DO THIS:
Look through the data below and return each line where "SECOND" appears.

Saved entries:
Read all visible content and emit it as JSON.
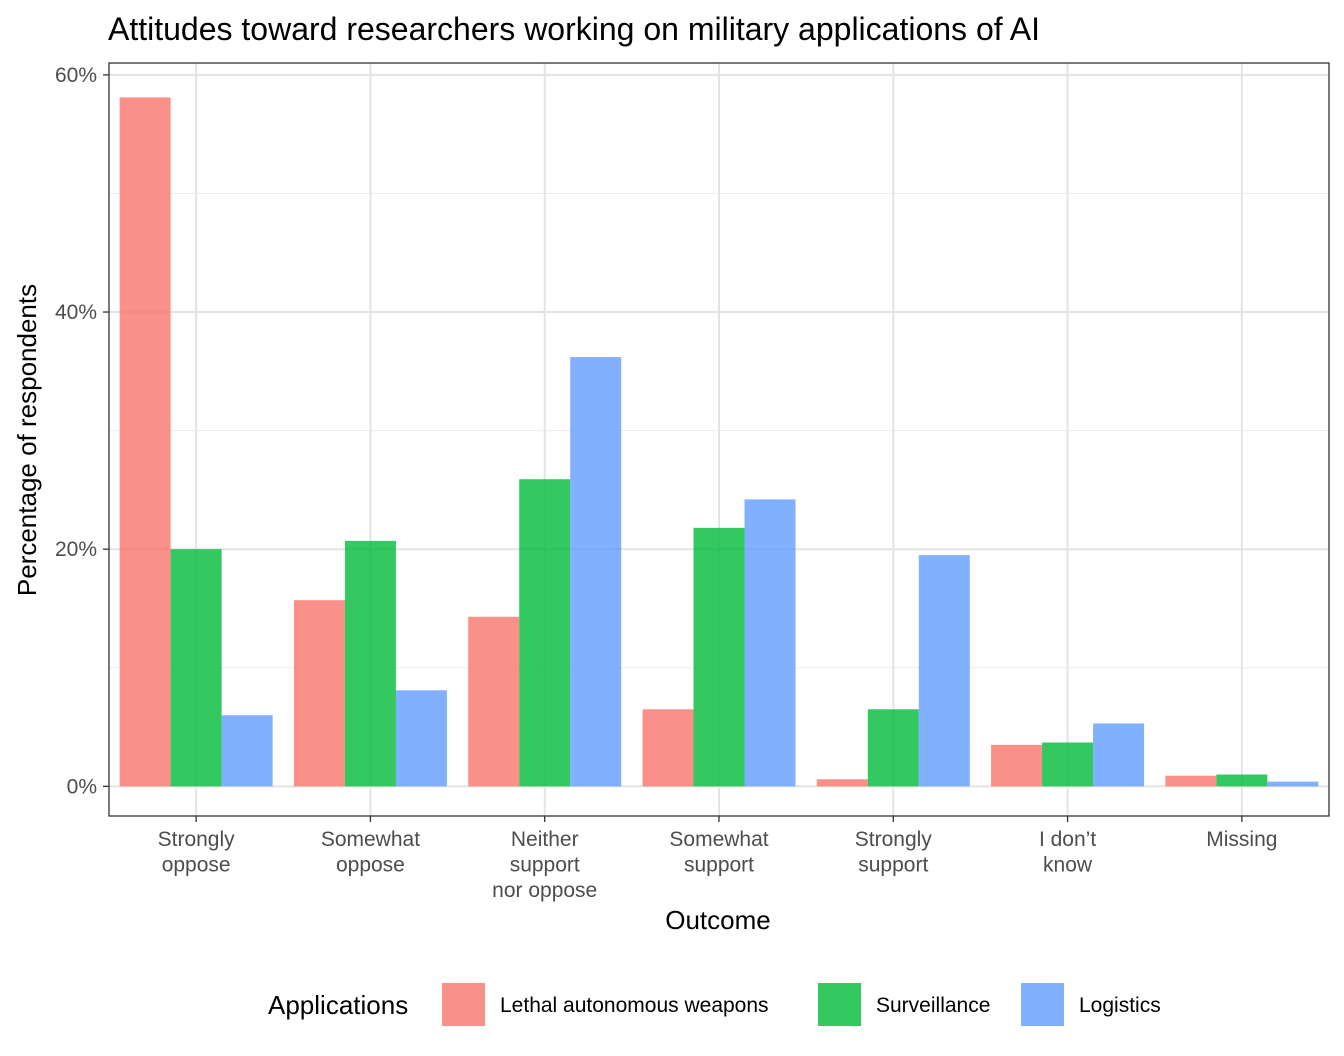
{
  "chart_data": {
    "type": "bar",
    "title": "Attitudes toward researchers working on military applications of AI",
    "xlabel": "Outcome",
    "ylabel": "Percentage of respondents",
    "categories": [
      [
        "Strongly",
        "oppose"
      ],
      [
        "Somewhat",
        "oppose"
      ],
      [
        "Neither",
        "support",
        "nor oppose"
      ],
      [
        "Somewhat",
        "support"
      ],
      [
        "Strongly",
        "support"
      ],
      [
        "I don’t",
        "know"
      ],
      [
        "Missing"
      ]
    ],
    "ylim": [
      -2.5,
      61
    ],
    "yticks": [
      0,
      20,
      40,
      60
    ],
    "ytick_labels": [
      "0%",
      "20%",
      "40%",
      "60%"
    ],
    "grid": true,
    "legend": {
      "title": "Applications",
      "position": "bottom"
    },
    "series": [
      {
        "name": "Lethal autonomous weapons",
        "color": "#F8766D",
        "values": [
          58.1,
          15.7,
          14.3,
          6.5,
          0.6,
          3.5,
          0.9
        ]
      },
      {
        "name": "Surveillance",
        "color": "#00BA38",
        "values": [
          20.0,
          20.7,
          25.9,
          21.8,
          6.5,
          3.7,
          1.0
        ]
      },
      {
        "name": "Logistics",
        "color": "#619CFF",
        "values": [
          6.0,
          8.1,
          36.2,
          24.2,
          19.5,
          5.3,
          0.4
        ]
      }
    ]
  }
}
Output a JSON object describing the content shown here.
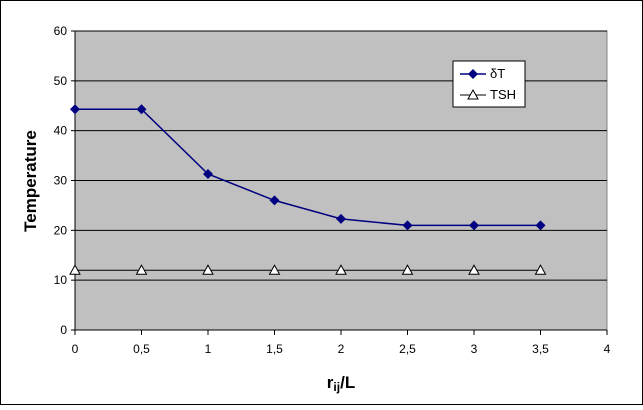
{
  "chart_data": {
    "type": "line",
    "title": "",
    "xlabel": {
      "main": "r",
      "sub": "ij",
      "rest": "/L"
    },
    "ylabel": "Temperature",
    "xlim": [
      0,
      4
    ],
    "ylim": [
      0,
      60
    ],
    "x_ticks": [
      "0",
      "0,5",
      "1",
      "1,5",
      "2",
      "2,5",
      "3",
      "3,5",
      "4"
    ],
    "y_ticks": [
      "0",
      "10",
      "20",
      "30",
      "40",
      "50",
      "60"
    ],
    "grid": "horizontal",
    "legend_position": "top-right",
    "series": [
      {
        "name": "δT",
        "marker": "diamond-filled",
        "color": "#000080",
        "x": [
          0,
          0.5,
          1,
          1.5,
          2,
          2.5,
          3,
          3.5
        ],
        "values": [
          44.3,
          44.3,
          31.3,
          26.0,
          22.3,
          21.0,
          21.0,
          21.0
        ]
      },
      {
        "name": "TSH",
        "marker": "triangle-open",
        "color": "#000000",
        "x": [
          0,
          0.5,
          1,
          1.5,
          2,
          2.5,
          3,
          3.5
        ],
        "values": [
          12,
          12,
          12,
          12,
          12,
          12,
          12,
          12
        ]
      }
    ],
    "colors": {
      "plot_area": "#c0c0c0",
      "grid": "#000000"
    }
  }
}
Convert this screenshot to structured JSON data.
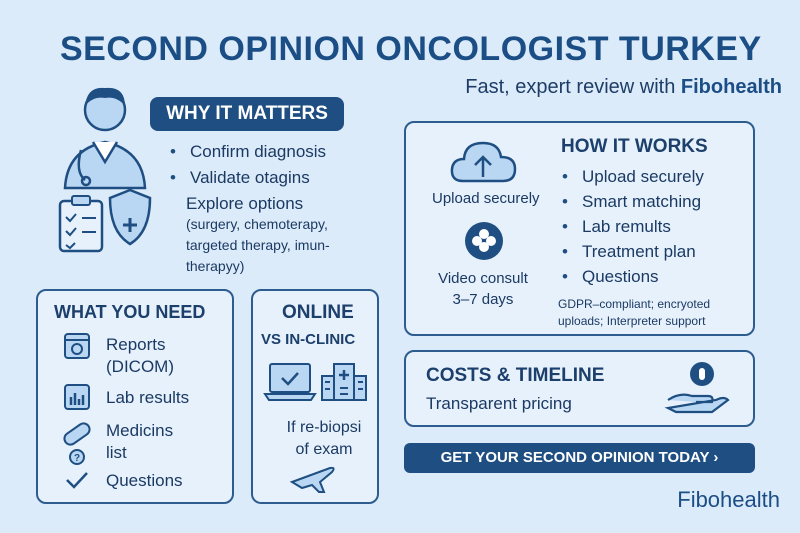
{
  "header": {
    "title": "SECOND OPINION ONCOLOGIST TURKEY",
    "subtitle_prefix": "Fast, expert review with ",
    "subtitle_brand": "Fibohealth"
  },
  "why": {
    "heading": "WHY IT MATTERS",
    "items": [
      "Confirm diagnosis",
      "Validate otagins"
    ],
    "explore_line": "Explore options",
    "explore_detail": [
      "(surgery, chemoterapy,",
      "targeted therapy, imun-",
      "therapyy)"
    ]
  },
  "need": {
    "heading": "WHAT YOU NEED",
    "items": [
      {
        "lines": [
          "Reports",
          "(DICOM)"
        ],
        "icon": "report-icon"
      },
      {
        "lines": [
          "Lab results"
        ],
        "icon": "bar-chart-icon"
      },
      {
        "lines": [
          "Medicins",
          "list"
        ],
        "icon": "pill-icon"
      },
      {
        "lines": [
          "Questions"
        ],
        "icon": "check-icon"
      }
    ]
  },
  "online": {
    "heading": "ONLINE",
    "subheading": "VS IN-CLINIC",
    "note": [
      "If re-biopsi",
      "of exam"
    ]
  },
  "how": {
    "heading": "HOW IT WORKS",
    "upload_label": "Upload securely",
    "video_label": [
      "Video consult",
      "3–7 days"
    ],
    "steps": [
      "Upload securely",
      "Smart matching",
      "Lab remults",
      "Treatment plan",
      "Questions"
    ],
    "footnote": [
      "GDPR–compliant; encryoted",
      "uploads; Interpreter support"
    ]
  },
  "costs": {
    "heading": "COSTS & TIMELINE",
    "subtext": "Transparent pricing"
  },
  "cta": {
    "label": "GET YOUR SECOND OPINION TODAY ›"
  },
  "brand": "Fibohealth",
  "colors": {
    "navy": "#1f4f82",
    "background": "#dcebf9",
    "card": "#e6f1fc",
    "icon_fill": "#b9d6f2"
  }
}
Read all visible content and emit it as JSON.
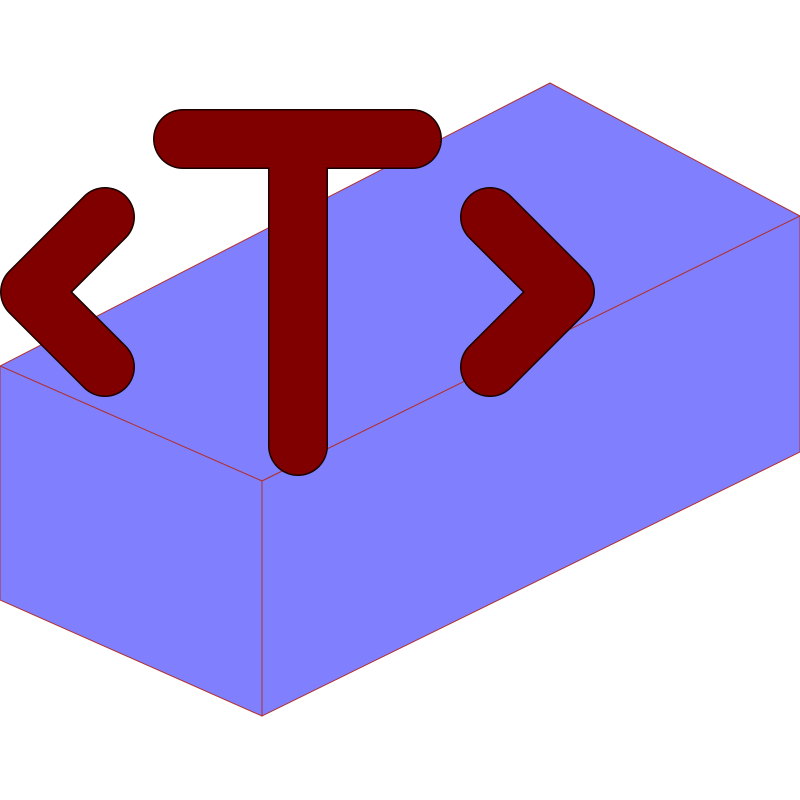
{
  "icon": {
    "name": "template-block-icon",
    "glyph": "<T>",
    "colors": {
      "block_fill": "#8080ff",
      "block_edge": "#b03030",
      "glyph_fill": "#800000",
      "glyph_outline": "#1a0000",
      "background": "#ffffff"
    }
  }
}
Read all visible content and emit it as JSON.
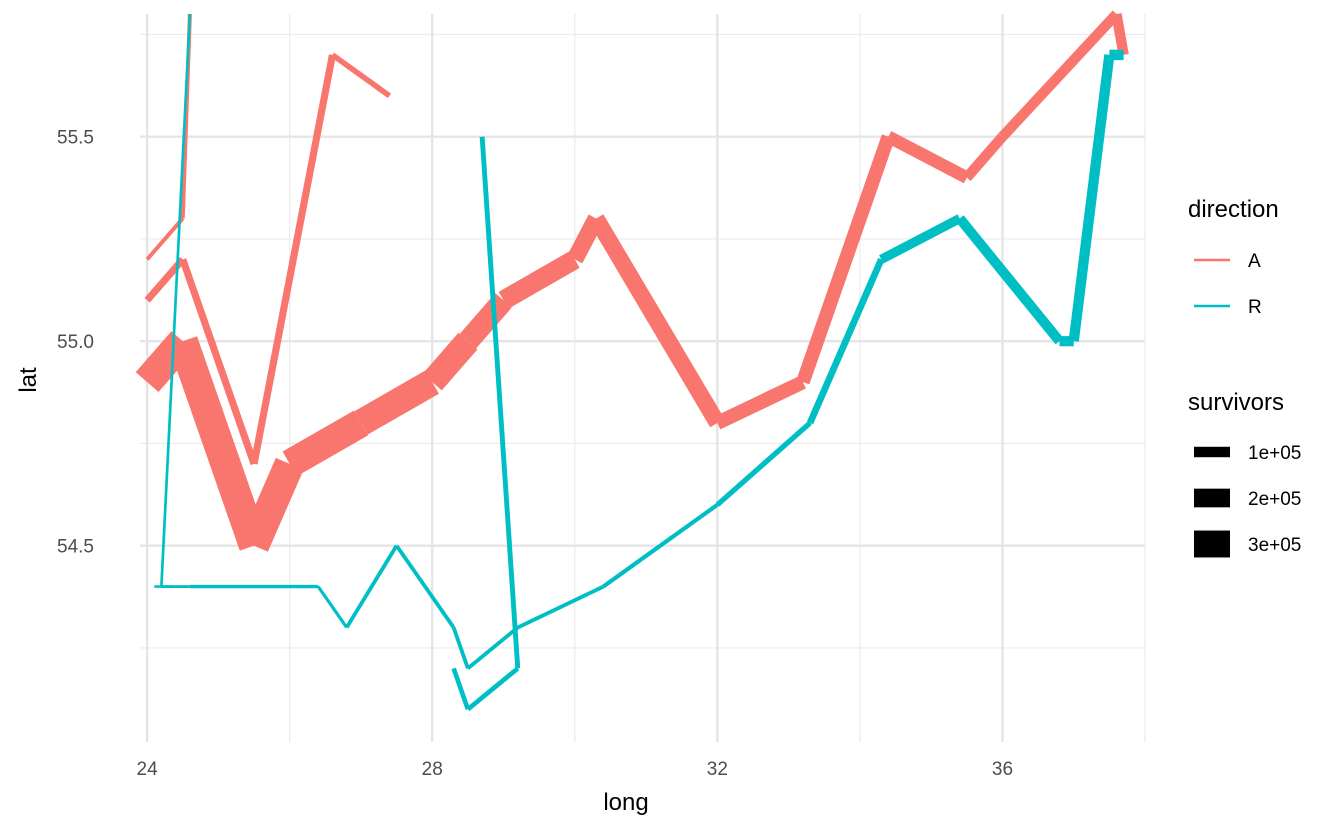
{
  "chart_data": {
    "type": "line",
    "xlabel": "long",
    "ylabel": "lat",
    "xlim": [
      23.9,
      38.0
    ],
    "ylim": [
      54.02,
      55.8
    ],
    "x_ticks": [
      24,
      28,
      32,
      36
    ],
    "x_tick_labels": [
      "24",
      "28",
      "32",
      "36"
    ],
    "y_ticks": [
      54.5,
      55.0,
      55.5
    ],
    "y_tick_labels": [
      "54.5",
      "55.0",
      "55.5"
    ],
    "grid": true,
    "legend_position": "right",
    "legend": {
      "color_title": "direction",
      "color_entries": [
        {
          "label": "A",
          "color": "#F8766D"
        },
        {
          "label": "R",
          "color": "#00BFC4"
        }
      ],
      "size_title": "survivors",
      "size_entries": [
        {
          "label": "1e+05",
          "value": 100000
        },
        {
          "label": "2e+05",
          "value": 200000
        },
        {
          "label": "3e+05",
          "value": 300000
        }
      ]
    },
    "series": [
      {
        "name": "A",
        "color": "#F8766D",
        "points": [
          {
            "x": 24.0,
            "y": 54.9,
            "survivors": 340000
          },
          {
            "x": 24.5,
            "y": 55.0,
            "survivors": 340000
          },
          {
            "x": 25.5,
            "y": 54.5,
            "survivors": 340000
          },
          {
            "x": 26.0,
            "y": 54.7,
            "survivors": 320000
          },
          {
            "x": 27.0,
            "y": 54.8,
            "survivors": 300000
          },
          {
            "x": 28.0,
            "y": 54.9,
            "survivors": 280000
          },
          {
            "x": 28.5,
            "y": 55.0,
            "survivors": 240000
          },
          {
            "x": 29.0,
            "y": 55.1,
            "survivors": 210000
          },
          {
            "x": 30.0,
            "y": 55.2,
            "survivors": 180000
          },
          {
            "x": 30.3,
            "y": 55.3,
            "survivors": 175000
          },
          {
            "x": 32.0,
            "y": 54.8,
            "survivors": 145000
          },
          {
            "x": 33.2,
            "y": 54.9,
            "survivors": 140000
          },
          {
            "x": 34.4,
            "y": 55.5,
            "survivors": 127100
          },
          {
            "x": 35.5,
            "y": 55.4,
            "survivors": 100000
          },
          {
            "x": 36.0,
            "y": 55.5,
            "survivors": 100000
          },
          {
            "x": 37.6,
            "y": 55.8,
            "survivors": 100000
          },
          {
            "x": 37.7,
            "y": 55.7,
            "survivors": 100000
          }
        ]
      },
      {
        "name": "R",
        "color": "#00BFC4",
        "points": [
          {
            "x": 37.7,
            "y": 55.7,
            "survivors": 100000
          },
          {
            "x": 37.5,
            "y": 55.7,
            "survivors": 98000
          },
          {
            "x": 37.0,
            "y": 55.0,
            "survivors": 97000
          },
          {
            "x": 36.8,
            "y": 55.0,
            "survivors": 96000
          },
          {
            "x": 35.4,
            "y": 55.3,
            "survivors": 87000
          },
          {
            "x": 34.3,
            "y": 55.2,
            "survivors": 55000
          },
          {
            "x": 33.3,
            "y": 54.8,
            "survivors": 37000
          },
          {
            "x": 32.0,
            "y": 54.6,
            "survivors": 24000
          },
          {
            "x": 30.4,
            "y": 54.4,
            "survivors": 20000
          },
          {
            "x": 29.2,
            "y": 54.3,
            "survivors": 20000
          },
          {
            "x": 28.5,
            "y": 54.2,
            "survivors": 20000
          },
          {
            "x": 28.3,
            "y": 54.3,
            "survivors": 20000
          },
          {
            "x": 27.5,
            "y": 54.5,
            "survivors": 20000
          },
          {
            "x": 26.8,
            "y": 54.3,
            "survivors": 12000
          },
          {
            "x": 26.4,
            "y": 54.4,
            "survivors": 14000
          },
          {
            "x": 24.6,
            "y": 54.4,
            "survivors": 8000
          },
          {
            "x": 24.4,
            "y": 54.4,
            "survivors": 8000
          },
          {
            "x": 24.2,
            "y": 54.4,
            "survivors": 4000
          },
          {
            "x": 24.1,
            "y": 54.4,
            "survivors": 4000
          }
        ]
      },
      {
        "name": "A",
        "color": "#F8766D",
        "points": [
          {
            "x": 24.0,
            "y": 55.1,
            "survivors": 60000
          },
          {
            "x": 24.5,
            "y": 55.2,
            "survivors": 60000
          },
          {
            "x": 25.5,
            "y": 54.7,
            "survivors": 60000
          },
          {
            "x": 26.6,
            "y": 55.7,
            "survivors": 40000
          },
          {
            "x": 27.4,
            "y": 55.6,
            "survivors": 33000
          }
        ]
      },
      {
        "name": "R",
        "color": "#00BFC4",
        "points": [
          {
            "x": 28.7,
            "y": 55.5,
            "survivors": 33000
          },
          {
            "x": 29.2,
            "y": 54.2,
            "survivors": 30000
          },
          {
            "x": 28.5,
            "y": 54.1,
            "survivors": 30000
          },
          {
            "x": 28.3,
            "y": 54.2,
            "survivors": 28000
          }
        ]
      },
      {
        "name": "A",
        "color": "#F8766D",
        "points": [
          {
            "x": 24.0,
            "y": 55.2,
            "survivors": 22000
          },
          {
            "x": 24.5,
            "y": 55.3,
            "survivors": 22000
          },
          {
            "x": 24.6,
            "y": 55.8,
            "survivors": 6000
          }
        ]
      },
      {
        "name": "R",
        "color": "#00BFC4",
        "points": [
          {
            "x": 24.6,
            "y": 55.8,
            "survivors": 6000
          },
          {
            "x": 24.2,
            "y": 54.4,
            "survivors": 6000
          }
        ]
      }
    ]
  }
}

THE COMPLETED TASK:
    "title": "SECOND OPINION ONCOLOGIST TURKEY",
    "label": "GET YOUR SECOND OPINION TODAY ›"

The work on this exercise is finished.